Exercise details:
Omit images. Retype all entries verbatim.

───── Input ─────

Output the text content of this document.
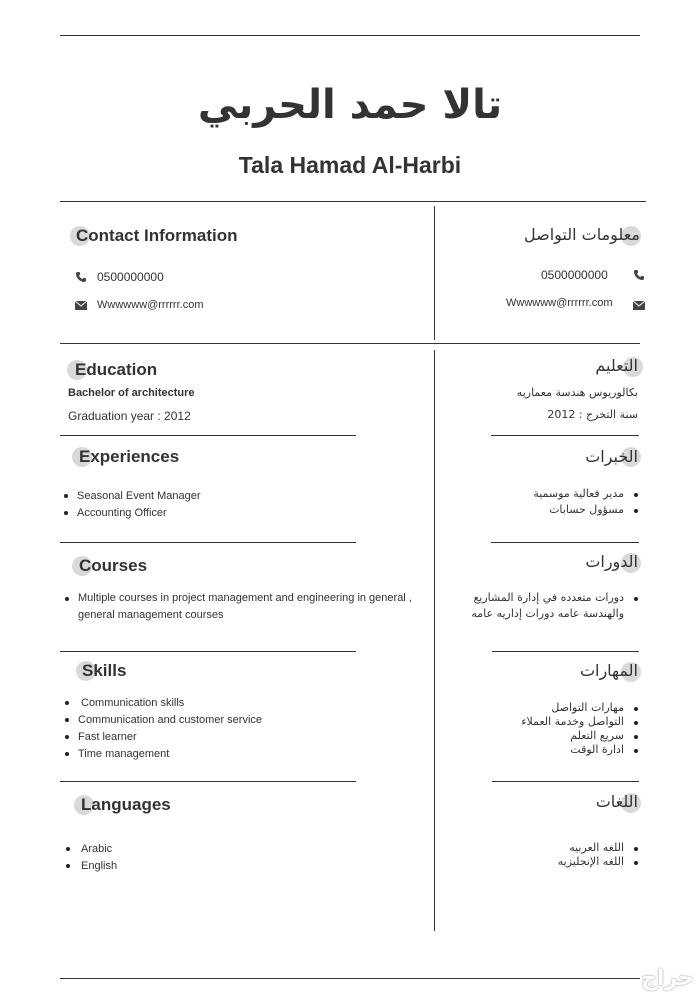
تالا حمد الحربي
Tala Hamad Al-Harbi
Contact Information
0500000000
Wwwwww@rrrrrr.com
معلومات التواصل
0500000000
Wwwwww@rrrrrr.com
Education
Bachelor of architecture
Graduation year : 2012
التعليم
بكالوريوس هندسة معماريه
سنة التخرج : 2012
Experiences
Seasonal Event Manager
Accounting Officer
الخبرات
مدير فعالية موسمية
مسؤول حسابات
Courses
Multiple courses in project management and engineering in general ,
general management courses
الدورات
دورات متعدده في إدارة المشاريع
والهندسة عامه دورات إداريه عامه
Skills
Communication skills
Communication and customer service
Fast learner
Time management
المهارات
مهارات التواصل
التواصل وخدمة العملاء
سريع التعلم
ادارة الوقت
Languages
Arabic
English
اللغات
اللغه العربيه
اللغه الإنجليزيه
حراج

─────

Exercise response:
Output the text content of this document.
تالا حمد الحربي
Tala Hamad Al-Harbi
Contact Information
0500000000
Wwwwww@rrrrrr.com
معلومات التواصل
0500000000
Wwwwww@rrrrrr.com
Education
Bachelor of architecture
Graduation year : 2012
التعليم
بكالوريوس هندسة معماريه
سنة التخرج : 2012
Experiences
Seasonal Event Manager
Accounting Officer
الخبرات
مدير فعالية موسمية
مسؤول حسابات
Courses
Multiple courses in project management and engineering in general ,
general management courses
الدورات
دورات متعدده في إدارة المشاريع
والهندسة عامه دورات إداريه عامه
Skills
Communication skills
Communication and customer service
Fast learner
Time management
المهارات
مهارات التواصل
التواصل وخدمة العملاء
سريع التعلم
ادارة الوقت
Languages
Arabic
English
اللغات
اللغه العربيه
اللغه الإنجليزيه
حراج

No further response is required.